OBJECTIVE: Type out every line below exactly as it reads.

[Begin]

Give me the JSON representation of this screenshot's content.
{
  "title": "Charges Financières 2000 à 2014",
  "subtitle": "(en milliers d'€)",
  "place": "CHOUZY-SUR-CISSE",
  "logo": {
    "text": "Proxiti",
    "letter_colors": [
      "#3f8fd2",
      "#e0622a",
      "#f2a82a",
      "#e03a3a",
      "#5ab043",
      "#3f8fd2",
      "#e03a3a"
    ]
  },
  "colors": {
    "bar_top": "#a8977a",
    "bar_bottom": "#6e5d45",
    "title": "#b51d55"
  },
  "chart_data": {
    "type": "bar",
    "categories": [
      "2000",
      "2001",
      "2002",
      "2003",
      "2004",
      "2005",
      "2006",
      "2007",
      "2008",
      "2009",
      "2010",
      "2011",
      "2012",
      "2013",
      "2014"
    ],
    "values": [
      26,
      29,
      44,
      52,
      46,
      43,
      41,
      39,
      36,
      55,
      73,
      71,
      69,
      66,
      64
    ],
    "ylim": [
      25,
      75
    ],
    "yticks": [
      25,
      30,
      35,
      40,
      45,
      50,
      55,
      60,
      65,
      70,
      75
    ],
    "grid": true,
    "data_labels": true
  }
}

[End]

EXERCISE RESPONSE:
Give me the JSON representation of this screenshot's content.
{
  "title": "Charges Financières 2000 à 2014",
  "subtitle": "(en milliers d'€)",
  "place": "CHOUZY-SUR-CISSE",
  "logo": {
    "text": "Proxiti",
    "letter_colors": [
      "#3f8fd2",
      "#e0622a",
      "#f2a82a",
      "#e03a3a",
      "#5ab043",
      "#3f8fd2",
      "#e03a3a"
    ]
  },
  "colors": {
    "bar_top": "#a8977a",
    "bar_bottom": "#6e5d45",
    "title": "#b51d55"
  },
  "chart_data": {
    "type": "bar",
    "categories": [
      "2000",
      "2001",
      "2002",
      "2003",
      "2004",
      "2005",
      "2006",
      "2007",
      "2008",
      "2009",
      "2010",
      "2011",
      "2012",
      "2013",
      "2014"
    ],
    "values": [
      26,
      29,
      44,
      52,
      46,
      43,
      41,
      39,
      36,
      55,
      73,
      71,
      69,
      66,
      64
    ],
    "ylim": [
      25,
      75
    ],
    "yticks": [
      25,
      30,
      35,
      40,
      45,
      50,
      55,
      60,
      65,
      70,
      75
    ],
    "grid": true,
    "data_labels": true
  }
}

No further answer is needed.